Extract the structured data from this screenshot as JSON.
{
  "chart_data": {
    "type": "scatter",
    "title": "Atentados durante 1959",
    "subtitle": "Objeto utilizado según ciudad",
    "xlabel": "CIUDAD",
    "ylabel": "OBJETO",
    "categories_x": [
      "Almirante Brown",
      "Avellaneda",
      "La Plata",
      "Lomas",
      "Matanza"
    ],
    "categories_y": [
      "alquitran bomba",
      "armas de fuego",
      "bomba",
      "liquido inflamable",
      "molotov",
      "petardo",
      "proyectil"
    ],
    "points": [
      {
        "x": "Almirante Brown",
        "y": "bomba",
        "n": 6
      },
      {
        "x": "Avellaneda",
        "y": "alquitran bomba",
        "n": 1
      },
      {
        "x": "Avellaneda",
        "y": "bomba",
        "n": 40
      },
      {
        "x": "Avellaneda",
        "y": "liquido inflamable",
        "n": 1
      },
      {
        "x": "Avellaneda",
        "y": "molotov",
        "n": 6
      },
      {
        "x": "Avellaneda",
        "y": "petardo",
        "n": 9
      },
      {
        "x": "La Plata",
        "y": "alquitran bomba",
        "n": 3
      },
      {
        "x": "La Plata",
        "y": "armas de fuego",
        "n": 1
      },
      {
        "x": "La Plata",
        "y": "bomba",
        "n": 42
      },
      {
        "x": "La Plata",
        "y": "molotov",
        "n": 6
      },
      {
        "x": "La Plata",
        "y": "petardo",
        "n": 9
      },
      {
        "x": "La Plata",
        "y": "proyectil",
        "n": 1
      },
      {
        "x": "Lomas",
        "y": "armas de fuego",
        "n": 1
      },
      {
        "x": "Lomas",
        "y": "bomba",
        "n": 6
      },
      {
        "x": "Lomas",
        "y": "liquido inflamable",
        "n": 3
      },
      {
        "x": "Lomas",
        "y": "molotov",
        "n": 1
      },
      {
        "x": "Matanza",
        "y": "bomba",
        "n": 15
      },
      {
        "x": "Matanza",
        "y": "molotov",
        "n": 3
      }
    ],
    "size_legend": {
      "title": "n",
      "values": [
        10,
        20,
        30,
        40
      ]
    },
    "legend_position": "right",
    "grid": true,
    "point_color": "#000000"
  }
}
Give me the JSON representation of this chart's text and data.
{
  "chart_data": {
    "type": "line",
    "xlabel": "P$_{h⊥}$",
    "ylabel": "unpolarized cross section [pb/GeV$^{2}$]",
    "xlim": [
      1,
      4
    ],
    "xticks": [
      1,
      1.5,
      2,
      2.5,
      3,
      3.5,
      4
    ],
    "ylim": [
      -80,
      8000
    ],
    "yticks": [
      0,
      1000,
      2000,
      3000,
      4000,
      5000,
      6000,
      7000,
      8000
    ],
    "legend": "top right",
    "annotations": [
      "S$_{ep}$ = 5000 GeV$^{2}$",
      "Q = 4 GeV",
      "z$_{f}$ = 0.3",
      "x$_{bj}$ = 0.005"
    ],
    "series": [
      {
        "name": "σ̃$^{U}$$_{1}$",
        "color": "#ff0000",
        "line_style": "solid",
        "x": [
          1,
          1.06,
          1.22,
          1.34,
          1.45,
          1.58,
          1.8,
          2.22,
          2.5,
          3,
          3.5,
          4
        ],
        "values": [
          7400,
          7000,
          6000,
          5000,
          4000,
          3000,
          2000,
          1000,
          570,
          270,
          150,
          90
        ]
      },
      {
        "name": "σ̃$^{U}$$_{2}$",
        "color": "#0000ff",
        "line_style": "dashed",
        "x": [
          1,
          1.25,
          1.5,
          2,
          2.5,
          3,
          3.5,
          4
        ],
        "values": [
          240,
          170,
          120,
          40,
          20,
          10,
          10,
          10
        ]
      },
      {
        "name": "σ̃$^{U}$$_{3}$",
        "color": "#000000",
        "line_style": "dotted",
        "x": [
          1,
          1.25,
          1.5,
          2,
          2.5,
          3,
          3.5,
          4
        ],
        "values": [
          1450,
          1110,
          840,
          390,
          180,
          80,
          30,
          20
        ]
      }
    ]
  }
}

^^^^^^^^^^^^^^^^

Write every line of the material above again, exactly.

Correct response:
Extract the structured data from this screenshot as JSON.
{
  "chart_data": {
    "type": "scatter",
    "title": "Atentados durante 1959",
    "subtitle": "Objeto utilizado según ciudad",
    "xlabel": "CIUDAD",
    "ylabel": "OBJETO",
    "categories_x": [
      "Almirante Brown",
      "Avellaneda",
      "La Plata",
      "Lomas",
      "Matanza"
    ],
    "categories_y": [
      "alquitran bomba",
      "armas de fuego",
      "bomba",
      "liquido inflamable",
      "molotov",
      "petardo",
      "proyectil"
    ],
    "points": [
      {
        "x": "Almirante Brown",
        "y": "bomba",
        "n": 6
      },
      {
        "x": "Avellaneda",
        "y": "alquitran bomba",
        "n": 1
      },
      {
        "x": "Avellaneda",
        "y": "bomba",
        "n": 40
      },
      {
        "x": "Avellaneda",
        "y": "liquido inflamable",
        "n": 1
      },
      {
        "x": "Avellaneda",
        "y": "molotov",
        "n": 6
      },
      {
        "x": "Avellaneda",
        "y": "petardo",
        "n": 9
      },
      {
        "x": "La Plata",
        "y": "alquitran bomba",
        "n": 3
      },
      {
        "x": "La Plata",
        "y": "armas de fuego",
        "n": 1
      },
      {
        "x": "La Plata",
        "y": "bomba",
        "n": 42
      },
      {
        "x": "La Plata",
        "y": "molotov",
        "n": 6
      },
      {
        "x": "La Plata",
        "y": "petardo",
        "n": 9
      },
      {
        "x": "La Plata",
        "y": "proyectil",
        "n": 1
      },
      {
        "x": "Lomas",
        "y": "armas de fuego",
        "n": 1
      },
      {
        "x": "Lomas",
        "y": "bomba",
        "n": 6
      },
      {
        "x": "Lomas",
        "y": "liquido inflamable",
        "n": 3
      },
      {
        "x": "Lomas",
        "y": "molotov",
        "n": 1
      },
      {
        "x": "Matanza",
        "y": "bomba",
        "n": 15
      },
      {
        "x": "Matanza",
        "y": "molotov",
        "n": 3
      }
    ],
    "size_legend": {
      "title": "n",
      "values": [
        10,
        20,
        30,
        40
      ]
    },
    "legend_position": "right",
    "grid": true,
    "point_color": "#000000"
  }
}
Give me the JSON representation of this chart's text and data.
{
  "chart_data": {
    "type": "line",
    "xlabel": "P$_{h⊥}$",
    "ylabel": "unpolarized cross section [pb/GeV$^{2}$]",
    "xlim": [
      1,
      4
    ],
    "xticks": [
      1,
      1.5,
      2,
      2.5,
      3,
      3.5,
      4
    ],
    "ylim": [
      -80,
      8000
    ],
    "yticks": [
      0,
      1000,
      2000,
      3000,
      4000,
      5000,
      6000,
      7000,
      8000
    ],
    "legend": "top right",
    "annotations": [
      "S$_{ep}$ = 5000 GeV$^{2}$",
      "Q = 4 GeV",
      "z$_{f}$ = 0.3",
      "x$_{bj}$ = 0.005"
    ],
    "series": [
      {
        "name": "σ̃$^{U}$$_{1}$",
        "color": "#ff0000",
        "line_style": "solid",
        "x": [
          1,
          1.06,
          1.22,
          1.34,
          1.45,
          1.58,
          1.8,
          2.22,
          2.5,
          3,
          3.5,
          4
        ],
        "values": [
          7400,
          7000,
          6000,
          5000,
          4000,
          3000,
          2000,
          1000,
          570,
          270,
          150,
          90
        ]
      },
      {
        "name": "σ̃$^{U}$$_{2}$",
        "color": "#0000ff",
        "line_style": "dashed",
        "x": [
          1,
          1.25,
          1.5,
          2,
          2.5,
          3,
          3.5,
          4
        ],
        "values": [
          240,
          170,
          120,
          40,
          20,
          10,
          10,
          10
        ]
      },
      {
        "name": "σ̃$^{U}$$_{3}$",
        "color": "#000000",
        "line_style": "dotted",
        "x": [
          1,
          1.25,
          1.5,
          2,
          2.5,
          3,
          3.5,
          4
        ],
        "values": [
          1450,
          1110,
          840,
          390,
          180,
          80,
          30,
          20
        ]
      }
    ]
  }
}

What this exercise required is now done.